---- RECORDS TO USE

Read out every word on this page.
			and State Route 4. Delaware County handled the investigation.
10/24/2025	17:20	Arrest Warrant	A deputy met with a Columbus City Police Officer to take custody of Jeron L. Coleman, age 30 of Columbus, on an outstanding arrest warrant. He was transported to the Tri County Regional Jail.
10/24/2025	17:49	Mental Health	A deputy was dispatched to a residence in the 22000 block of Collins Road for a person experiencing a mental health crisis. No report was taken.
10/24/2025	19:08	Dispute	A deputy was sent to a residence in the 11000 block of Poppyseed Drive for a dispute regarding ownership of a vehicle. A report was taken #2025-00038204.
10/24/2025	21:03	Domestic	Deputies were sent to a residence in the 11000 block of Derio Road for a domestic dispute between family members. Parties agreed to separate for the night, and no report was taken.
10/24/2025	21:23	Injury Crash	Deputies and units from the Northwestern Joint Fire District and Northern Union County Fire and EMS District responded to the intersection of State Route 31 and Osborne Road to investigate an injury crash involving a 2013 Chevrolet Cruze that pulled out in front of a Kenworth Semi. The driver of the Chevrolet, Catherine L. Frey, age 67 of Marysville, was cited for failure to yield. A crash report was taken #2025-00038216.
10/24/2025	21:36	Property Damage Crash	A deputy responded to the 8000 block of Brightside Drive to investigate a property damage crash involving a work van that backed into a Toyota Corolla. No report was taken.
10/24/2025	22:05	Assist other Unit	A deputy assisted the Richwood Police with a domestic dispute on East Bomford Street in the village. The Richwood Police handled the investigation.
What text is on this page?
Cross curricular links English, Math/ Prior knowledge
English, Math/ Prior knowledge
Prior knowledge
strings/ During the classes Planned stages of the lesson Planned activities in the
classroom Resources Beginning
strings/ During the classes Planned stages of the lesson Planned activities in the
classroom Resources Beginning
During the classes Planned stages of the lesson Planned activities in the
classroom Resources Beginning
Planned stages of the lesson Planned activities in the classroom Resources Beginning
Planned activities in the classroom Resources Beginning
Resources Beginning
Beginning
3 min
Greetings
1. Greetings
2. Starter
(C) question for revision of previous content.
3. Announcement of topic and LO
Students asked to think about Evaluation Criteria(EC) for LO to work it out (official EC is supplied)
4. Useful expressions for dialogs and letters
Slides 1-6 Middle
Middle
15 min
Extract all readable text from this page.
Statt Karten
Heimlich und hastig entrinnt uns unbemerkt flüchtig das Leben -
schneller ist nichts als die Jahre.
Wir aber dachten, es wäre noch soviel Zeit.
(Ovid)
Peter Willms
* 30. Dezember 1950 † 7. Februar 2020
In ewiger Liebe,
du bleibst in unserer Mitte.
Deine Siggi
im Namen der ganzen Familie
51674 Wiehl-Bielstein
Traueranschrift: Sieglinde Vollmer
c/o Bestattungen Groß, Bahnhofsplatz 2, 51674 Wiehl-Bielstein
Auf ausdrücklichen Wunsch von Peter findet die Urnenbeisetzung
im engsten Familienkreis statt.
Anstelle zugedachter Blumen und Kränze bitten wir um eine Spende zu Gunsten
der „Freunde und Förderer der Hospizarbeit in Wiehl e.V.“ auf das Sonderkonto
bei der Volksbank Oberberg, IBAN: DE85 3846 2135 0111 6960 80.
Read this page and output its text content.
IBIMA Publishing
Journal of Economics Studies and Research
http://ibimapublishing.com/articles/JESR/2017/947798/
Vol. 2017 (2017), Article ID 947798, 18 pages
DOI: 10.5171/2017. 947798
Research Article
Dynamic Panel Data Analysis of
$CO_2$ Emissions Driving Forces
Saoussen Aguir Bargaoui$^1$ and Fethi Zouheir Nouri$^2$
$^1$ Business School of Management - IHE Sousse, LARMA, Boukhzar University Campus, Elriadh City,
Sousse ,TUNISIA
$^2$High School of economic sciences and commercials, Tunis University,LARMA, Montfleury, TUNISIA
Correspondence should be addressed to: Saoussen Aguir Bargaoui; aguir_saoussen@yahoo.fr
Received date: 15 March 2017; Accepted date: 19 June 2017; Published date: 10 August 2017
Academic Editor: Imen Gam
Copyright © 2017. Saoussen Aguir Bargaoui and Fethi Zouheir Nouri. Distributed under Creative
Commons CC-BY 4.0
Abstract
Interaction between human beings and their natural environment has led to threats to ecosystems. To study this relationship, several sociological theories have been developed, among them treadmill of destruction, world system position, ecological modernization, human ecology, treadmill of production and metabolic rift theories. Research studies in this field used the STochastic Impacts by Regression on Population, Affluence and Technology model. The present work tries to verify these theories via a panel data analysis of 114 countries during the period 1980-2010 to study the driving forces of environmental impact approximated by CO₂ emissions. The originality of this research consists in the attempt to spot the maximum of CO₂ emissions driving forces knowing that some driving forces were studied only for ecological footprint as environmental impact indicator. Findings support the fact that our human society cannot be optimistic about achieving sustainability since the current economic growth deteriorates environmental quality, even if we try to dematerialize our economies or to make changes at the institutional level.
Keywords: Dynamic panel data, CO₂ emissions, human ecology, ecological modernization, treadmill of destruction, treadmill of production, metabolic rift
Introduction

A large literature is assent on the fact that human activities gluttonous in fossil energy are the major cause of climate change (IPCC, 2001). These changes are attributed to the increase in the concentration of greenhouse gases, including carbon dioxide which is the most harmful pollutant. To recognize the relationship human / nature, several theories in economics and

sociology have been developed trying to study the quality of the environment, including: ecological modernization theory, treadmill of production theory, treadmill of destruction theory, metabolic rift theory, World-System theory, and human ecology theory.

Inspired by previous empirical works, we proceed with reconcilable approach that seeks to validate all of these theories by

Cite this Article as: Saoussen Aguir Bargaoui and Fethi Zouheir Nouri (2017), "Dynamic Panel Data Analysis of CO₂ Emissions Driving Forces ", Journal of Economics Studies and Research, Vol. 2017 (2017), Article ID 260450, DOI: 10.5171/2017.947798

--------

**PROBLEM STATEMENT**
Return all of the data word for word.

**SOLUTION FOR THIS TASK**
Read out every word on this page.
			and State Route 4. Delaware County handled the investigation.
10/24/2025	17:20	Arrest Warrant	A deputy met with a Columbus City Police Officer to take custody of Jeron L. Coleman, age 30 of Columbus, on an outstanding arrest warrant. He was transported to the Tri County Regional Jail.
10/24/2025	17:49	Mental Health	A deputy was dispatched to a residence in the 22000 block of Collins Road for a person experiencing a mental health crisis. No report was taken.
10/24/2025	19:08	Dispute	A deputy was sent to a residence in the 11000 block of Poppyseed Drive for a dispute regarding ownership of a vehicle. A report was taken #2025-00038204.
10/24/2025	21:03	Domestic	Deputies were sent to a residence in the 11000 block of Derio Road for a domestic dispute between family members. Parties agreed to separate for the night, and no report was taken.
10/24/2025	21:23	Injury Crash	Deputies and units from the Northwestern Joint Fire District and Northern Union County Fire and EMS District responded to the intersection of State Route 31 and Osborne Road to investigate an injury crash involving a 2013 Chevrolet Cruze that pulled out in front of a Kenworth Semi. The driver of the Chevrolet, Catherine L. Frey, age 67 of Marysville, was cited for failure to yield. A crash report was taken #2025-00038216.
10/24/2025	21:36	Property Damage Crash	A deputy responded to the 8000 block of Brightside Drive to investigate a property damage crash involving a work van that backed into a Toyota Corolla. No report was taken.
10/24/2025	22:05	Assist other Unit	A deputy assisted the Richwood Police with a domestic dispute on East Bomford Street in the village. The Richwood Police handled the investigation.
What text is on this page?
Cross curricular links English, Math/ Prior knowledge
English, Math/ Prior knowledge
Prior knowledge
strings/ During the classes Planned stages of the lesson Planned activities in the
classroom Resources Beginning
strings/ During the classes Planned stages of the lesson Planned activities in the
classroom Resources Beginning
During the classes Planned stages of the lesson Planned activities in the
classroom Resources Beginning
Planned stages of the lesson Planned activities in the classroom Resources Beginning
Planned activities in the classroom Resources Beginning
Resources Beginning
Beginning
3 min
Greetings
1. Greetings
2. Starter
(C) question for revision of previous content.
3. Announcement of topic and LO
Students asked to think about Evaluation Criteria(EC) for LO to work it out (official EC is supplied)
4. Useful expressions for dialogs and letters
Slides 1-6 Middle
Middle
15 min
Extract all readable text from this page.
Statt Karten
Heimlich und hastig entrinnt uns unbemerkt flüchtig das Leben -
schneller ist nichts als die Jahre.
Wir aber dachten, es wäre noch soviel Zeit.
(Ovid)
Peter Willms
* 30. Dezember 1950 † 7. Februar 2020
In ewiger Liebe,
du bleibst in unserer Mitte.
Deine Siggi
im Namen der ganzen Familie
51674 Wiehl-Bielstein
Traueranschrift: Sieglinde Vollmer
c/o Bestattungen Groß, Bahnhofsplatz 2, 51674 Wiehl-Bielstein
Auf ausdrücklichen Wunsch von Peter findet die Urnenbeisetzung
im engsten Familienkreis statt.
Anstelle zugedachter Blumen und Kränze bitten wir um eine Spende zu Gunsten
der „Freunde und Förderer der Hospizarbeit in Wiehl e.V.“ auf das Sonderkonto
bei der Volksbank Oberberg, IBAN: DE85 3846 2135 0111 6960 80.
Read this page and output its text content.
IBIMA Publishing
Journal of Economics Studies and Research
http://ibimapublishing.com/articles/JESR/2017/947798/
Vol. 2017 (2017), Article ID 947798, 18 pages
DOI: 10.5171/2017. 947798
Research Article
Dynamic Panel Data Analysis of
$CO_2$ Emissions Driving Forces
Saoussen Aguir Bargaoui$^1$ and Fethi Zouheir Nouri$^2$
$^1$ Business School of Management - IHE Sousse, LARMA, Boukhzar University Campus, Elriadh City,
Sousse ,TUNISIA
$^2$High School of economic sciences and commercials, Tunis University,LARMA, Montfleury, TUNISIA
Correspondence should be addressed to: Saoussen Aguir Bargaoui; aguir_saoussen@yahoo.fr
Received date: 15 March 2017; Accepted date: 19 June 2017; Published date: 10 August 2017
Academic Editor: Imen Gam
Copyright © 2017. Saoussen Aguir Bargaoui and Fethi Zouheir Nouri. Distributed under Creative
Commons CC-BY 4.0
Abstract
Interaction between human beings and their natural environment has led to threats to ecosystems. To study this relationship, several sociological theories have been developed, among them treadmill of destruction, world system position, ecological modernization, human ecology, treadmill of production and metabolic rift theories. Research studies in this field used the STochastic Impacts by Regression on Population, Affluence and Technology model. The present work tries to verify these theories via a panel data analysis of 114 countries during the period 1980-2010 to study the driving forces of environmental impact approximated by CO₂ emissions. The originality of this research consists in the attempt to spot the maximum of CO₂ emissions driving forces knowing that some driving forces were studied only for ecological footprint as environmental impact indicator. Findings support the fact that our human society cannot be optimistic about achieving sustainability since the current economic growth deteriorates environmental quality, even if we try to dematerialize our economies or to make changes at the institutional level.
Keywords: Dynamic panel data, CO₂ emissions, human ecology, ecological modernization, treadmill of destruction, treadmill of production, metabolic rift
Introduction

A large literature is assent on the fact that human activities gluttonous in fossil energy are the major cause of climate change (IPCC, 2001). These changes are attributed to the increase in the concentration of greenhouse gases, including carbon dioxide which is the most harmful pollutant. To recognize the relationship human / nature, several theories in economics and

sociology have been developed trying to study the quality of the environment, including: ecological modernization theory, treadmill of production theory, treadmill of destruction theory, metabolic rift theory, World-System theory, and human ecology theory.

Inspired by previous empirical works, we proceed with reconcilable approach that seeks to validate all of these theories by

Cite this Article as: Saoussen Aguir Bargaoui and Fethi Zouheir Nouri (2017), "Dynamic Panel Data Analysis of CO₂ Emissions Driving Forces ", Journal of Economics Studies and Research, Vol. 2017 (2017), Article ID 260450, DOI: 10.5171/2017.947798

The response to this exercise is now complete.